-------- Material --------

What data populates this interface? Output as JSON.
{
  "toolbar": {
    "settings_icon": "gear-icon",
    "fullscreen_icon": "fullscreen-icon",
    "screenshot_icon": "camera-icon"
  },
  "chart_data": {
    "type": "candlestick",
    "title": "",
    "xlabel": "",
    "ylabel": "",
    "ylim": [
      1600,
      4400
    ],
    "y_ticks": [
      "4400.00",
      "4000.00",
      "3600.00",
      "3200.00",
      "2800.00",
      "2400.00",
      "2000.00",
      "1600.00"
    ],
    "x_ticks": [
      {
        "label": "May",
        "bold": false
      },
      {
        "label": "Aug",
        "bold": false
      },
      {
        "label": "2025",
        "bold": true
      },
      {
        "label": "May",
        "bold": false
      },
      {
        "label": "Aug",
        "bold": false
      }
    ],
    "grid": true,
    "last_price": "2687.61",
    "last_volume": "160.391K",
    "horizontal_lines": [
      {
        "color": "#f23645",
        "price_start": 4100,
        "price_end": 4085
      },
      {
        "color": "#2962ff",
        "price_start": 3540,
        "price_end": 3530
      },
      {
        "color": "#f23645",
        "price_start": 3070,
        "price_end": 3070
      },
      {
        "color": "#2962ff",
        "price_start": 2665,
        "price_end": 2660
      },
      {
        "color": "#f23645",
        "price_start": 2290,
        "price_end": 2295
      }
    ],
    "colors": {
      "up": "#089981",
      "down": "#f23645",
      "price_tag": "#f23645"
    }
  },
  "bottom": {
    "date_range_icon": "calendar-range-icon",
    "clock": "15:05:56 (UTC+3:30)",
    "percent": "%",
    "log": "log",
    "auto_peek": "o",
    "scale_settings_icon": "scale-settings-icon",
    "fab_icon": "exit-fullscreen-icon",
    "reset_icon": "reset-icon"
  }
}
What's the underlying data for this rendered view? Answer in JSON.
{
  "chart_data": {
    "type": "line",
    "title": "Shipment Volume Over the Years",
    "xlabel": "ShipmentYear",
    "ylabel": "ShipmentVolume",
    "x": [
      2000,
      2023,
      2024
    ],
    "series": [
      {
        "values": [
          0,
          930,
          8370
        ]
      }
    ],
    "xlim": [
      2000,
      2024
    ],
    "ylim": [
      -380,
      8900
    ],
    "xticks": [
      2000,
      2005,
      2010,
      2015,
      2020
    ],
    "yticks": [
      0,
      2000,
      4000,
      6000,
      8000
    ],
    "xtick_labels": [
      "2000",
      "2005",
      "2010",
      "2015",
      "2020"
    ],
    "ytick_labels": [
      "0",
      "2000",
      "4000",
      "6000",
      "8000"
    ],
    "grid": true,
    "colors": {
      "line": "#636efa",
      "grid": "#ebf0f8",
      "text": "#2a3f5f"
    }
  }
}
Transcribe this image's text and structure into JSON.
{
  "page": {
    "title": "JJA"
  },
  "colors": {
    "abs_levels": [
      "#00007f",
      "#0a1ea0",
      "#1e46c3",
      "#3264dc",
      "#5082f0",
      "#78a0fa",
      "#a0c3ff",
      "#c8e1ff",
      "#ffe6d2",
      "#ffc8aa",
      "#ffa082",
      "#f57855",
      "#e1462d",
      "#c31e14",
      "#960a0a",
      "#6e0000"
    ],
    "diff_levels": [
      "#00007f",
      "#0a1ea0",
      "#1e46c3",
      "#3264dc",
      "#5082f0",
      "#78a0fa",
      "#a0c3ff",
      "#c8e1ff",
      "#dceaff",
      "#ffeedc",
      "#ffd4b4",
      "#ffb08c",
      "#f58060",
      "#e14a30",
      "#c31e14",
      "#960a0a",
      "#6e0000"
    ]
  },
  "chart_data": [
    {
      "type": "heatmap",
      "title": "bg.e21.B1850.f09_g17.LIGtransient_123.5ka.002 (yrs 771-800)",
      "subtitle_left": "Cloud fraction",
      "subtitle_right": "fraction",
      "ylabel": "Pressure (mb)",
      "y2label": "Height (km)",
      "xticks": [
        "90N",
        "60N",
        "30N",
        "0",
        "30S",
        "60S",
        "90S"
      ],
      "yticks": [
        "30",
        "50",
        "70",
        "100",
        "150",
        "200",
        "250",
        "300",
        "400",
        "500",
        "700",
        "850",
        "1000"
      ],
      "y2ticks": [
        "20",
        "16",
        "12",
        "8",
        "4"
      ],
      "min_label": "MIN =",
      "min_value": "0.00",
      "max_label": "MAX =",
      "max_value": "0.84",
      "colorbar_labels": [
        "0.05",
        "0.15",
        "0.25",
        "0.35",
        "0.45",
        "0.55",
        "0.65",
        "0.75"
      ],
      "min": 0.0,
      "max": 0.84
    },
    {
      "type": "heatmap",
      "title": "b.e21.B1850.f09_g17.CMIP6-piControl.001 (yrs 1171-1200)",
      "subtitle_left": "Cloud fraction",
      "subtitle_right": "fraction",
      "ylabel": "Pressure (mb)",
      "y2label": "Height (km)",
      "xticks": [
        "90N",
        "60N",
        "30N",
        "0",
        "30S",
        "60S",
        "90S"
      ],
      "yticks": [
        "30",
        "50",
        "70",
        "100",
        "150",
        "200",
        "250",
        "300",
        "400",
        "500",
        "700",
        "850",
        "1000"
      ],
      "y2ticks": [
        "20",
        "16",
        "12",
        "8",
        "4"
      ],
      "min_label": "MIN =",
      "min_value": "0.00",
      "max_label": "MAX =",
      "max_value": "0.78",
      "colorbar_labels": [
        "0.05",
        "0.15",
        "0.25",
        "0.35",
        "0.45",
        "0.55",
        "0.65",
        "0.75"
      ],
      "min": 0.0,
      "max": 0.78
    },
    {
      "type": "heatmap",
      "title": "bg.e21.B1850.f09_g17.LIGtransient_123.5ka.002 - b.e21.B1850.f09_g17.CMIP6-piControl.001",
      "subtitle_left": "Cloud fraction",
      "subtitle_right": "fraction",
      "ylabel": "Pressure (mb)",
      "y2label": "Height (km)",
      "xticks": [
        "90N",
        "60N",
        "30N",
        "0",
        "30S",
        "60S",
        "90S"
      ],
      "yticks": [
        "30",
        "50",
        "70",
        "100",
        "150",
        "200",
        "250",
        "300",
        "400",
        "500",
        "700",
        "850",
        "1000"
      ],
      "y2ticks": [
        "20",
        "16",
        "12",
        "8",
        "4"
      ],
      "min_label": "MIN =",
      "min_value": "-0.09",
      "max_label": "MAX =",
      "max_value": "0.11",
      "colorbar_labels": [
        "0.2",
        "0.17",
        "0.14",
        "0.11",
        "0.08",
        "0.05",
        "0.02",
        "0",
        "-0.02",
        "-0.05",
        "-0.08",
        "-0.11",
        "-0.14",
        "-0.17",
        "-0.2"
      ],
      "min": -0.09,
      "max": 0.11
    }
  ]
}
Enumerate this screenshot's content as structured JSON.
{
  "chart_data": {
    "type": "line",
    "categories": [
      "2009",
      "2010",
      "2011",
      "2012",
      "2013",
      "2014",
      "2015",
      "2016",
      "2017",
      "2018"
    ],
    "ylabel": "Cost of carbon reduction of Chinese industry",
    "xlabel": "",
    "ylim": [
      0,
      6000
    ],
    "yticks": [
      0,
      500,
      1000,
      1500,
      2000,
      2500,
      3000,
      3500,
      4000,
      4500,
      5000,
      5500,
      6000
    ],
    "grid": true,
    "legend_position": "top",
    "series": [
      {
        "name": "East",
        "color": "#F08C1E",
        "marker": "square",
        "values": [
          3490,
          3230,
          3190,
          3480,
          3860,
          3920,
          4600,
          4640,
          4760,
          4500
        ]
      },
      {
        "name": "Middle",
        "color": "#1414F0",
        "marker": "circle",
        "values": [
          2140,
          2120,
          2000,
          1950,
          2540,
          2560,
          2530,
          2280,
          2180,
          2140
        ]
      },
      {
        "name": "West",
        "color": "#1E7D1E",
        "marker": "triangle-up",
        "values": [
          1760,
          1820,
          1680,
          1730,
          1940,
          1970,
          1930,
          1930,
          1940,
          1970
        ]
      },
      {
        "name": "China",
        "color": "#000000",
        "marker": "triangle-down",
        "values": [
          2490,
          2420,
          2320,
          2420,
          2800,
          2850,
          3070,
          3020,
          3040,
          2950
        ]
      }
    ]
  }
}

--------

Challenge: Copy out each line in the preceding records that contains "piControl".

Finished answer:
      "title": "b.e21.B1850.f09_g17.CMIP6-piControl.001 (yrs 1171-1200)",
      "title": "bg.e21.B1850.f09_g17.LIGtransient_123.5ka.002 - b.e21.B1850.f09_g17.CMIP6-piControl.001",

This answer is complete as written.